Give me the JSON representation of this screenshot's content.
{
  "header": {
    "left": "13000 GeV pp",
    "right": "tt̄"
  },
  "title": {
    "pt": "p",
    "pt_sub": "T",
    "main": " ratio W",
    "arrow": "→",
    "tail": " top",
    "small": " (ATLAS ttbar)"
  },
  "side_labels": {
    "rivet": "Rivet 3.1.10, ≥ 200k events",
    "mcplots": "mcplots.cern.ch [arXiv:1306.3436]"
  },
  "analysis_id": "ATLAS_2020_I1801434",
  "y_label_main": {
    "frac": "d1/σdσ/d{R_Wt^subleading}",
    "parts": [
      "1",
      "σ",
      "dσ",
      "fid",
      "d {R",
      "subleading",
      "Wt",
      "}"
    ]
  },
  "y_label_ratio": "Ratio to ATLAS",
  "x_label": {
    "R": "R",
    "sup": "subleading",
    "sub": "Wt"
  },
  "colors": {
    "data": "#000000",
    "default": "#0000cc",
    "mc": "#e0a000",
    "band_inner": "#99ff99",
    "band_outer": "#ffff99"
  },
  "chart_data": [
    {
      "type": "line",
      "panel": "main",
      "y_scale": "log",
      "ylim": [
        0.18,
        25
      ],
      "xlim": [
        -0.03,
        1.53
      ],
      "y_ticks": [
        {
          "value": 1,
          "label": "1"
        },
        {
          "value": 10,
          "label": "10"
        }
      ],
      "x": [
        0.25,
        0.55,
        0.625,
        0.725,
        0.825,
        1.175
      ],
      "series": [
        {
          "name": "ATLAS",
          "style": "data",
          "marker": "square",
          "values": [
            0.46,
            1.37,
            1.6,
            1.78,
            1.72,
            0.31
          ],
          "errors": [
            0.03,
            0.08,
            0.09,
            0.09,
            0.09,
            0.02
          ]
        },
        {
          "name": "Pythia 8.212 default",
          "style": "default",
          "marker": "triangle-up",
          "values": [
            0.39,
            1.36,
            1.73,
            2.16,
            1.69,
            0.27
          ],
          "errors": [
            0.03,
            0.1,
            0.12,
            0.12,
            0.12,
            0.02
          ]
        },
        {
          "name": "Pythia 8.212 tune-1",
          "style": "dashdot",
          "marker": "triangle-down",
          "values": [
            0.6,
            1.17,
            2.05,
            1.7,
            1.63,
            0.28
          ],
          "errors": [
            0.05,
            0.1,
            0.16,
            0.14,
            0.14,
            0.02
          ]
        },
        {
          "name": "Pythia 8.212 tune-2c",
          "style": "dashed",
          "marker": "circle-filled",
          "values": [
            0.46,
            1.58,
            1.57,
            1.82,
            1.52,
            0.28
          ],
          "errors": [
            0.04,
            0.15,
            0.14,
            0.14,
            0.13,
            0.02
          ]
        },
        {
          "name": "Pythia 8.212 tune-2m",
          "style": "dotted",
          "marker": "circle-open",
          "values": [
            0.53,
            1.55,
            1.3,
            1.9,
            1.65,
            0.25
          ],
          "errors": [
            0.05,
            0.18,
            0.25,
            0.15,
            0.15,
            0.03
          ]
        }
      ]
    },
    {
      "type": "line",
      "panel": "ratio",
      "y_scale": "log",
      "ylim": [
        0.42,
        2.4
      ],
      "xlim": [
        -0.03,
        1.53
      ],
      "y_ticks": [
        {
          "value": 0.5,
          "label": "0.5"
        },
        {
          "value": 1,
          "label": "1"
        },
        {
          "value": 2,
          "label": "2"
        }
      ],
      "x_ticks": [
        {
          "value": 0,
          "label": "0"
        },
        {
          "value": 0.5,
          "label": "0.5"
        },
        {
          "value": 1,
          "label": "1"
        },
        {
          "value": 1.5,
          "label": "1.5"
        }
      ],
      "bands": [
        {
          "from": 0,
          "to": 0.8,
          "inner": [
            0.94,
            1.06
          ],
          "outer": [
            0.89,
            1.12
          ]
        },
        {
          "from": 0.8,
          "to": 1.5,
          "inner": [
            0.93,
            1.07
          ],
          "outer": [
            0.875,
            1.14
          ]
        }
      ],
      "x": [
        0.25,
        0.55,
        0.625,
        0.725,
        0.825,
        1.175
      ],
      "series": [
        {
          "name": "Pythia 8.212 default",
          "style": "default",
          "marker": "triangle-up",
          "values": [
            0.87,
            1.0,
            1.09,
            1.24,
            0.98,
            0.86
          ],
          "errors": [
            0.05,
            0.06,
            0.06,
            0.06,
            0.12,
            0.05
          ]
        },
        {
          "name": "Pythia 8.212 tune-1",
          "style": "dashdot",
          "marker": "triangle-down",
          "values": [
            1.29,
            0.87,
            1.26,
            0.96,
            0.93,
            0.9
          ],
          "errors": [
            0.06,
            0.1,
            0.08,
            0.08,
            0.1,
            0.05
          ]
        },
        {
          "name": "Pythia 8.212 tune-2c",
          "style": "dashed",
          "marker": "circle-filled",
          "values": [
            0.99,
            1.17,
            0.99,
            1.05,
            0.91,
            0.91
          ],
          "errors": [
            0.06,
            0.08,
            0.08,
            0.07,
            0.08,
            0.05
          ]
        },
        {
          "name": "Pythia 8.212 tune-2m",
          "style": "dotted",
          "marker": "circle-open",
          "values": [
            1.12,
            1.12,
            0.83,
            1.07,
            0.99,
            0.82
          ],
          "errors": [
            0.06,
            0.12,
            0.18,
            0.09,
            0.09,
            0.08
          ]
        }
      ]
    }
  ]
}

- - - - -

_Work to complete:_ Write the material out again word for word.

_Result below:_
Give me the JSON representation of this screenshot's content.
{
  "header": {
    "left": "13000 GeV pp",
    "right": "tt̄"
  },
  "title": {
    "pt": "p",
    "pt_sub": "T",
    "main": " ratio W",
    "arrow": "→",
    "tail": " top",
    "small": " (ATLAS ttbar)"
  },
  "side_labels": {
    "rivet": "Rivet 3.1.10, ≥ 200k events",
    "mcplots": "mcplots.cern.ch [arXiv:1306.3436]"
  },
  "analysis_id": "ATLAS_2020_I1801434",
  "y_label_main": {
    "frac": "d1/σdσ/d{R_Wt^subleading}",
    "parts": [
      "1",
      "σ",
      "dσ",
      "fid",
      "d {R",
      "subleading",
      "Wt",
      "}"
    ]
  },
  "y_label_ratio": "Ratio to ATLAS",
  "x_label": {
    "R": "R",
    "sup": "subleading",
    "sub": "Wt"
  },
  "colors": {
    "data": "#000000",
    "default": "#0000cc",
    "mc": "#e0a000",
    "band_inner": "#99ff99",
    "band_outer": "#ffff99"
  },
  "chart_data": [
    {
      "type": "line",
      "panel": "main",
      "y_scale": "log",
      "ylim": [
        0.18,
        25
      ],
      "xlim": [
        -0.03,
        1.53
      ],
      "y_ticks": [
        {
          "value": 1,
          "label": "1"
        },
        {
          "value": 10,
          "label": "10"
        }
      ],
      "x": [
        0.25,
        0.55,
        0.625,
        0.725,
        0.825,
        1.175
      ],
      "series": [
        {
          "name": "ATLAS",
          "style": "data",
          "marker": "square",
          "values": [
            0.46,
            1.37,
            1.6,
            1.78,
            1.72,
            0.31
          ],
          "errors": [
            0.03,
            0.08,
            0.09,
            0.09,
            0.09,
            0.02
          ]
        },
        {
          "name": "Pythia 8.212 default",
          "style": "default",
          "marker": "triangle-up",
          "values": [
            0.39,
            1.36,
            1.73,
            2.16,
            1.69,
            0.27
          ],
          "errors": [
            0.03,
            0.1,
            0.12,
            0.12,
            0.12,
            0.02
          ]
        },
        {
          "name": "Pythia 8.212 tune-1",
          "style": "dashdot",
          "marker": "triangle-down",
          "values": [
            0.6,
            1.17,
            2.05,
            1.7,
            1.63,
            0.28
          ],
          "errors": [
            0.05,
            0.1,
            0.16,
            0.14,
            0.14,
            0.02
          ]
        },
        {
          "name": "Pythia 8.212 tune-2c",
          "style": "dashed",
          "marker": "circle-filled",
          "values": [
            0.46,
            1.58,
            1.57,
            1.82,
            1.52,
            0.28
          ],
          "errors": [
            0.04,
            0.15,
            0.14,
            0.14,
            0.13,
            0.02
          ]
        },
        {
          "name": "Pythia 8.212 tune-2m",
          "style": "dotted",
          "marker": "circle-open",
          "values": [
            0.53,
            1.55,
            1.3,
            1.9,
            1.65,
            0.25
          ],
          "errors": [
            0.05,
            0.18,
            0.25,
            0.15,
            0.15,
            0.03
          ]
        }
      ]
    },
    {
      "type": "line",
      "panel": "ratio",
      "y_scale": "log",
      "ylim": [
        0.42,
        2.4
      ],
      "xlim": [
        -0.03,
        1.53
      ],
      "y_ticks": [
        {
          "value": 0.5,
          "label": "0.5"
        },
        {
          "value": 1,
          "label": "1"
        },
        {
          "value": 2,
          "label": "2"
        }
      ],
      "x_ticks": [
        {
          "value": 0,
          "label": "0"
        },
        {
          "value": 0.5,
          "label": "0.5"
        },
        {
          "value": 1,
          "label": "1"
        },
        {
          "value": 1.5,
          "label": "1.5"
        }
      ],
      "bands": [
        {
          "from": 0,
          "to": 0.8,
          "inner": [
            0.94,
            1.06
          ],
          "outer": [
            0.89,
            1.12
          ]
        },
        {
          "from": 0.8,
          "to": 1.5,
          "inner": [
            0.93,
            1.07
          ],
          "outer": [
            0.875,
            1.14
          ]
        }
      ],
      "x": [
        0.25,
        0.55,
        0.625,
        0.725,
        0.825,
        1.175
      ],
      "series": [
        {
          "name": "Pythia 8.212 default",
          "style": "default",
          "marker": "triangle-up",
          "values": [
            0.87,
            1.0,
            1.09,
            1.24,
            0.98,
            0.86
          ],
          "errors": [
            0.05,
            0.06,
            0.06,
            0.06,
            0.12,
            0.05
          ]
        },
        {
          "name": "Pythia 8.212 tune-1",
          "style": "dashdot",
          "marker": "triangle-down",
          "values": [
            1.29,
            0.87,
            1.26,
            0.96,
            0.93,
            0.9
          ],
          "errors": [
            0.06,
            0.1,
            0.08,
            0.08,
            0.1,
            0.05
          ]
        },
        {
          "name": "Pythia 8.212 tune-2c",
          "style": "dashed",
          "marker": "circle-filled",
          "values": [
            0.99,
            1.17,
            0.99,
            1.05,
            0.91,
            0.91
          ],
          "errors": [
            0.06,
            0.08,
            0.08,
            0.07,
            0.08,
            0.05
          ]
        },
        {
          "name": "Pythia 8.212 tune-2m",
          "style": "dotted",
          "marker": "circle-open",
          "values": [
            1.12,
            1.12,
            0.83,
            1.07,
            0.99,
            0.82
          ],
          "errors": [
            0.06,
            0.12,
            0.18,
            0.09,
            0.09,
            0.08
          ]
        }
      ]
    }
  ]
}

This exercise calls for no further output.